(Stored data entries)

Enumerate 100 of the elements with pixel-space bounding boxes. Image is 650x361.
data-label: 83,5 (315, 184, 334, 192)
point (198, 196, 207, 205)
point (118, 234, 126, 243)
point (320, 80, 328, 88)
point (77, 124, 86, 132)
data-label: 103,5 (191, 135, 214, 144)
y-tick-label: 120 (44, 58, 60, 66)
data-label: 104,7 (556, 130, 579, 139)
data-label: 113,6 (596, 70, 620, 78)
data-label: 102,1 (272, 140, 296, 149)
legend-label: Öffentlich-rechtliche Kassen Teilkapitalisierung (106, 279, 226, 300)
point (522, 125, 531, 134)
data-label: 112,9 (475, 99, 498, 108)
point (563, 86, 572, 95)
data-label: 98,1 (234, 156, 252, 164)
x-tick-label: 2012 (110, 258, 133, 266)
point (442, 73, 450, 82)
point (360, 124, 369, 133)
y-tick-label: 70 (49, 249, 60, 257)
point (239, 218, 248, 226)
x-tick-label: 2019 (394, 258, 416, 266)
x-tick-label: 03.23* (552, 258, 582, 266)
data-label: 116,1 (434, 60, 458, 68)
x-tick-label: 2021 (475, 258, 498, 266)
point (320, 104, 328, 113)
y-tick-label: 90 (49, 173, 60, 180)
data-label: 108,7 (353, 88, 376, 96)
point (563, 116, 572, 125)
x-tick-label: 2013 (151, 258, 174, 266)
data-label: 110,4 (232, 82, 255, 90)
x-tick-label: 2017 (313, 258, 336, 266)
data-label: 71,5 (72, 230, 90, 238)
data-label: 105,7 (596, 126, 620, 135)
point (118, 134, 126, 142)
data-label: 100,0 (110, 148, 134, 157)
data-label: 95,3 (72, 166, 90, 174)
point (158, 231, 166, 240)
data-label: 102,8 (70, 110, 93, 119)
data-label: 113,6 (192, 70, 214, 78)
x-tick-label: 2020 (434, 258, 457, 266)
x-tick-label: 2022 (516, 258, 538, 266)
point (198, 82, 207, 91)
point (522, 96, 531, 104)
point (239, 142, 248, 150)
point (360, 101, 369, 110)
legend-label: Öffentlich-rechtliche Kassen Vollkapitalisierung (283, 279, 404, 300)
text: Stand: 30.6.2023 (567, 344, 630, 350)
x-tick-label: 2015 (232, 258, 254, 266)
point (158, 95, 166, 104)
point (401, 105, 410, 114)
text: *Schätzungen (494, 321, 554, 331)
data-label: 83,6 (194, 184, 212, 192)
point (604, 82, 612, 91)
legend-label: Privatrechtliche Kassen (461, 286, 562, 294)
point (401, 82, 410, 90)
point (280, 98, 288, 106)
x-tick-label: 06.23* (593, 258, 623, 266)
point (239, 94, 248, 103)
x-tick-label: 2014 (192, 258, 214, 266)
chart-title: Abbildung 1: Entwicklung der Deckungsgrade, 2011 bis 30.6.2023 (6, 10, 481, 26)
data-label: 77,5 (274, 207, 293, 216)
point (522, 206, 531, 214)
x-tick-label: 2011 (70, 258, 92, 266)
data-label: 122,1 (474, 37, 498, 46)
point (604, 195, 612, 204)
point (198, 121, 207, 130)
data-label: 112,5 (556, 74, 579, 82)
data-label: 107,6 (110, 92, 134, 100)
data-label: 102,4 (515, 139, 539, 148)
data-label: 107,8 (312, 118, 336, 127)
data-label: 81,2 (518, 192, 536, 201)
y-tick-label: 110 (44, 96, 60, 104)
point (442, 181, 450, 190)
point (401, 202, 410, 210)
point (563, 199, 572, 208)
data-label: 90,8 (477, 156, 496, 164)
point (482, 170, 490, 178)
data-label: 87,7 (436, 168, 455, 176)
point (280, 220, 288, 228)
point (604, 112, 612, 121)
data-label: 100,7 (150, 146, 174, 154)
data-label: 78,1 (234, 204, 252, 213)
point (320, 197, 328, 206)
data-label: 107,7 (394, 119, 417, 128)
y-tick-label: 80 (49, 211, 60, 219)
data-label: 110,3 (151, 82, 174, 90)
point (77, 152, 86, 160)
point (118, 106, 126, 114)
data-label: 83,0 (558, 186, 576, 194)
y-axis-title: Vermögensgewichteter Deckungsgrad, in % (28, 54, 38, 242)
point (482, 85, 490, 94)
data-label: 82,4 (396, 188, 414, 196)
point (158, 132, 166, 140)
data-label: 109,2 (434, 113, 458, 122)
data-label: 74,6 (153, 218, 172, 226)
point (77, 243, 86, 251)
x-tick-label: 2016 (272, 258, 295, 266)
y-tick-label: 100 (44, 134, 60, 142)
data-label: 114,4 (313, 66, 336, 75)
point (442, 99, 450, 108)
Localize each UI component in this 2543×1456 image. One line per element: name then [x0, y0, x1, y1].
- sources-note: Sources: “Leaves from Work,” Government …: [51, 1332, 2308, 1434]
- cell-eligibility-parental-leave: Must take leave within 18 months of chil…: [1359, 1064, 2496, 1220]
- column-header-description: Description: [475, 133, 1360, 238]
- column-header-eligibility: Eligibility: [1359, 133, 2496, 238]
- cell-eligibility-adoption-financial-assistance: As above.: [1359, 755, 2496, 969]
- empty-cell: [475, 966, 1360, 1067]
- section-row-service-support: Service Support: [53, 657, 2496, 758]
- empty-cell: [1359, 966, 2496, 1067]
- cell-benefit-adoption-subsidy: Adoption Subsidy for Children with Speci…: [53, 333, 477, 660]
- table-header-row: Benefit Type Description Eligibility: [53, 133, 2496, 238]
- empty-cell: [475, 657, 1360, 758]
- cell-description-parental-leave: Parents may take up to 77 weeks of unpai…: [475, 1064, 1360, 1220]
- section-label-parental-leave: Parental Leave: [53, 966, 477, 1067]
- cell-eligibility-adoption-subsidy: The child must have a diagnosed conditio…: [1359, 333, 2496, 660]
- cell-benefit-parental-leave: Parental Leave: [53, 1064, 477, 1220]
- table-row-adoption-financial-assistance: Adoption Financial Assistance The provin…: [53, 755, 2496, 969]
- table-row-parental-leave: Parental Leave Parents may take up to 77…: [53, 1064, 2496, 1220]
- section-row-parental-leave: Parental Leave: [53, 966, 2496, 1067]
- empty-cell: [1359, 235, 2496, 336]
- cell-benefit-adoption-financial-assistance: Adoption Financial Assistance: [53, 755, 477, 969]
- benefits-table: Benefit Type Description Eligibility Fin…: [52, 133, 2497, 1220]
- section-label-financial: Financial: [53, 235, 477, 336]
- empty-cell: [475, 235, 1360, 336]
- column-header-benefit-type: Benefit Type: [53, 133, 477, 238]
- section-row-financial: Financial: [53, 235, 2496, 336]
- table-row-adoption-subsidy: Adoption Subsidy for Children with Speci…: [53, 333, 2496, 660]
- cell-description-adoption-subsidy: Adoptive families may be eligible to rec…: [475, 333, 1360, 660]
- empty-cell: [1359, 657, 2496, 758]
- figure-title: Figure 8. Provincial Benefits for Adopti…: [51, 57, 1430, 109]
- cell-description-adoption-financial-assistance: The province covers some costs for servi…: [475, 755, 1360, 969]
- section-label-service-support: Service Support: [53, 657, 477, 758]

(Stated exercise): Can you transcribe the lines exactly, starting from the beginning of the records and continuing through the line that contains "point (604, 82, 612, 91)"?

(Result for this exercise):
Enumerate 100 of the elements with pixel-space bounding boxes. Image is 650x361.
data-label: 83,5 (315, 184, 334, 192)
point (198, 196, 207, 205)
point (118, 234, 126, 243)
point (320, 80, 328, 88)
point (77, 124, 86, 132)
data-label: 103,5 (191, 135, 214, 144)
y-tick-label: 120 (44, 58, 60, 66)
data-label: 104,7 (556, 130, 579, 139)
data-label: 113,6 (596, 70, 620, 78)
data-label: 102,1 (272, 140, 296, 149)
legend-label: Öffentlich-rechtliche Kassen Teilkapitalisierung (106, 279, 226, 300)
point (522, 125, 531, 134)
data-label: 112,9 (475, 99, 498, 108)
point (563, 86, 572, 95)
data-label: 98,1 (234, 156, 252, 164)
x-tick-label: 2012 (110, 258, 133, 266)
point (442, 73, 450, 82)
point (360, 124, 369, 133)
y-tick-label: 70 (49, 249, 60, 257)
point (239, 218, 248, 226)
x-tick-label: 2019 (394, 258, 416, 266)
x-tick-label: 03.23* (552, 258, 582, 266)
data-label: 116,1 (434, 60, 458, 68)
x-tick-label: 2021 (475, 258, 498, 266)
point (320, 104, 328, 113)
y-tick-label: 90 (49, 173, 60, 180)
data-label: 108,7 (353, 88, 376, 96)
point (563, 116, 572, 125)
x-tick-label: 2013 (151, 258, 174, 266)
data-label: 110,4 (232, 82, 255, 90)
x-tick-label: 2017 (313, 258, 336, 266)
data-label: 71,5 (72, 230, 90, 238)
data-label: 105,7 (596, 126, 620, 135)
point (118, 134, 126, 142)
data-label: 100,0 (110, 148, 134, 157)
data-label: 95,3 (72, 166, 90, 174)
point (158, 231, 166, 240)
data-label: 102,8 (70, 110, 93, 119)
data-label: 113,6 (192, 70, 214, 78)
x-tick-label: 2020 (434, 258, 457, 266)
x-tick-label: 2022 (516, 258, 538, 266)
point (198, 82, 207, 91)
point (522, 96, 531, 104)
point (239, 142, 248, 150)
point (360, 101, 369, 110)
legend-label: Öffentlich-rechtliche Kassen Vollkapitalisierung (283, 279, 404, 300)
text: Stand: 30.6.2023 (567, 344, 630, 350)
x-tick-label: 2015 (232, 258, 254, 266)
point (158, 95, 166, 104)
point (401, 105, 410, 114)
text: *Schätzungen (494, 321, 554, 331)
data-label: 83,6 (194, 184, 212, 192)
point (604, 82, 612, 91)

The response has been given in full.